> Task data:
►

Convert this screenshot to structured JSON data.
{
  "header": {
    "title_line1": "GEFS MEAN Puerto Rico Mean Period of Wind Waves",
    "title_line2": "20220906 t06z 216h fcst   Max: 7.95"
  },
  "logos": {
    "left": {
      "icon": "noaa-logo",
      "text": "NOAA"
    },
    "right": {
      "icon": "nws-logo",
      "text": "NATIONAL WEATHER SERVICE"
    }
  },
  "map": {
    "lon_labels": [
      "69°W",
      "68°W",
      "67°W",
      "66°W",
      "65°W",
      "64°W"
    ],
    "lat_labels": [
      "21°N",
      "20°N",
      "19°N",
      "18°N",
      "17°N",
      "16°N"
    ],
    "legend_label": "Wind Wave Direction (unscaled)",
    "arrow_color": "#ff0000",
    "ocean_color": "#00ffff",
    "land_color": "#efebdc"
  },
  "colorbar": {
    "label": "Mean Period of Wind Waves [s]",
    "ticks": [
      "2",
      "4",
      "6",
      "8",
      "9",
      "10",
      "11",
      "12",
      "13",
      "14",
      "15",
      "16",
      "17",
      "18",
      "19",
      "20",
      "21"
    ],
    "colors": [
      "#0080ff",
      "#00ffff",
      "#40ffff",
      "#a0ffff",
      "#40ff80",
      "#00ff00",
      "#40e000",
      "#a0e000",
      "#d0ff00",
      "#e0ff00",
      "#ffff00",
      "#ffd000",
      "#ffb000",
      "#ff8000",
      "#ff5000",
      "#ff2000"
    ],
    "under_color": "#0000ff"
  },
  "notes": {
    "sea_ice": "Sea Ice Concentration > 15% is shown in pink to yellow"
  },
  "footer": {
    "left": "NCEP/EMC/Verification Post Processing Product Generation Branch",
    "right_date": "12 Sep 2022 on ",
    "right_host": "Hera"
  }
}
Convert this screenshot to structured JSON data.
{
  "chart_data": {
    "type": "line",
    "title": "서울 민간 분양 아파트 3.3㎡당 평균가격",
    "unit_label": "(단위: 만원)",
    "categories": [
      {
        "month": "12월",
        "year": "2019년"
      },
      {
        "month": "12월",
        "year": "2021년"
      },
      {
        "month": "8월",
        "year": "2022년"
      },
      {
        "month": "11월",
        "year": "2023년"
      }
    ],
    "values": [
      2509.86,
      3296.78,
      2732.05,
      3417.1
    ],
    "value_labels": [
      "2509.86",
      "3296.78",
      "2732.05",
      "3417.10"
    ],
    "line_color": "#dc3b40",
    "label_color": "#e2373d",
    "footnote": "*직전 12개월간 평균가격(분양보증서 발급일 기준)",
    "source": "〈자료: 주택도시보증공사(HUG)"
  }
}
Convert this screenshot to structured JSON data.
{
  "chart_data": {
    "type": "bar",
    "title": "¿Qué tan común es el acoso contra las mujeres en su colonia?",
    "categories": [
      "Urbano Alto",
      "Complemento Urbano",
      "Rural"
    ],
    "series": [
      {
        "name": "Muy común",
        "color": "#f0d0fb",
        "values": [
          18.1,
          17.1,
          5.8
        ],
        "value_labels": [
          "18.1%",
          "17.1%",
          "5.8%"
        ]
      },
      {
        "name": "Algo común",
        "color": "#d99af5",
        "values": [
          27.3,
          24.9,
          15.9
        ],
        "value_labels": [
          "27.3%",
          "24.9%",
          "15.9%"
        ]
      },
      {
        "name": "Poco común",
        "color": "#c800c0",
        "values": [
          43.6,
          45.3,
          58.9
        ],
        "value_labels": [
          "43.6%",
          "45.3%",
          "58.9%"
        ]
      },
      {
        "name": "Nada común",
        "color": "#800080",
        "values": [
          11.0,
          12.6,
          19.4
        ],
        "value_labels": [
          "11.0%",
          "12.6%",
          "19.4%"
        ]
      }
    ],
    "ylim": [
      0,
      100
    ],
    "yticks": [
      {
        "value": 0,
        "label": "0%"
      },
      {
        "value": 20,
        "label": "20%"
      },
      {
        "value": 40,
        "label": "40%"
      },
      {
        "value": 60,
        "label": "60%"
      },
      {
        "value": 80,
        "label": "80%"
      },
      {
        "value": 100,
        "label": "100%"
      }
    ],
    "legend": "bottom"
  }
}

◄

> Goal of the exercise:
Copy out all of the lines above exactly.

> Problem solution:
Convert this screenshot to structured JSON data.
{
  "header": {
    "title_line1": "GEFS MEAN Puerto Rico Mean Period of Wind Waves",
    "title_line2": "20220906 t06z 216h fcst   Max: 7.95"
  },
  "logos": {
    "left": {
      "icon": "noaa-logo",
      "text": "NOAA"
    },
    "right": {
      "icon": "nws-logo",
      "text": "NATIONAL WEATHER SERVICE"
    }
  },
  "map": {
    "lon_labels": [
      "69°W",
      "68°W",
      "67°W",
      "66°W",
      "65°W",
      "64°W"
    ],
    "lat_labels": [
      "21°N",
      "20°N",
      "19°N",
      "18°N",
      "17°N",
      "16°N"
    ],
    "legend_label": "Wind Wave Direction (unscaled)",
    "arrow_color": "#ff0000",
    "ocean_color": "#00ffff",
    "land_color": "#efebdc"
  },
  "colorbar": {
    "label": "Mean Period of Wind Waves [s]",
    "ticks": [
      "2",
      "4",
      "6",
      "8",
      "9",
      "10",
      "11",
      "12",
      "13",
      "14",
      "15",
      "16",
      "17",
      "18",
      "19",
      "20",
      "21"
    ],
    "colors": [
      "#0080ff",
      "#00ffff",
      "#40ffff",
      "#a0ffff",
      "#40ff80",
      "#00ff00",
      "#40e000",
      "#a0e000",
      "#d0ff00",
      "#e0ff00",
      "#ffff00",
      "#ffd000",
      "#ffb000",
      "#ff8000",
      "#ff5000",
      "#ff2000"
    ],
    "under_color": "#0000ff"
  },
  "notes": {
    "sea_ice": "Sea Ice Concentration > 15% is shown in pink to yellow"
  },
  "footer": {
    "left": "NCEP/EMC/Verification Post Processing Product Generation Branch",
    "right_date": "12 Sep 2022 on ",
    "right_host": "Hera"
  }
}
Convert this screenshot to structured JSON data.
{
  "chart_data": {
    "type": "line",
    "title": "서울 민간 분양 아파트 3.3㎡당 평균가격",
    "unit_label": "(단위: 만원)",
    "categories": [
      {
        "month": "12월",
        "year": "2019년"
      },
      {
        "month": "12월",
        "year": "2021년"
      },
      {
        "month": "8월",
        "year": "2022년"
      },
      {
        "month": "11월",
        "year": "2023년"
      }
    ],
    "values": [
      2509.86,
      3296.78,
      2732.05,
      3417.1
    ],
    "value_labels": [
      "2509.86",
      "3296.78",
      "2732.05",
      "3417.10"
    ],
    "line_color": "#dc3b40",
    "label_color": "#e2373d",
    "footnote": "*직전 12개월간 평균가격(분양보증서 발급일 기준)",
    "source": "〈자료: 주택도시보증공사(HUG)"
  }
}
Convert this screenshot to structured JSON data.
{
  "chart_data": {
    "type": "bar",
    "title": "¿Qué tan común es el acoso contra las mujeres en su colonia?",
    "categories": [
      "Urbano Alto",
      "Complemento Urbano",
      "Rural"
    ],
    "series": [
      {
        "name": "Muy común",
        "color": "#f0d0fb",
        "values": [
          18.1,
          17.1,
          5.8
        ],
        "value_labels": [
          "18.1%",
          "17.1%",
          "5.8%"
        ]
      },
      {
        "name": "Algo común",
        "color": "#d99af5",
        "values": [
          27.3,
          24.9,
          15.9
        ],
        "value_labels": [
          "27.3%",
          "24.9%",
          "15.9%"
        ]
      },
      {
        "name": "Poco común",
        "color": "#c800c0",
        "values": [
          43.6,
          45.3,
          58.9
        ],
        "value_labels": [
          "43.6%",
          "45.3%",
          "58.9%"
        ]
      },
      {
        "name": "Nada común",
        "color": "#800080",
        "values": [
          11.0,
          12.6,
          19.4
        ],
        "value_labels": [
          "11.0%",
          "12.6%",
          "19.4%"
        ]
      }
    ],
    "ylim": [
      0,
      100
    ],
    "yticks": [
      {
        "value": 0,
        "label": "0%"
      },
      {
        "value": 20,
        "label": "20%"
      },
      {
        "value": 40,
        "label": "40%"
      },
      {
        "value": 60,
        "label": "60%"
      },
      {
        "value": 80,
        "label": "80%"
      },
      {
        "value": 100,
        "label": "100%"
      }
    ],
    "legend": "bottom"
  }
}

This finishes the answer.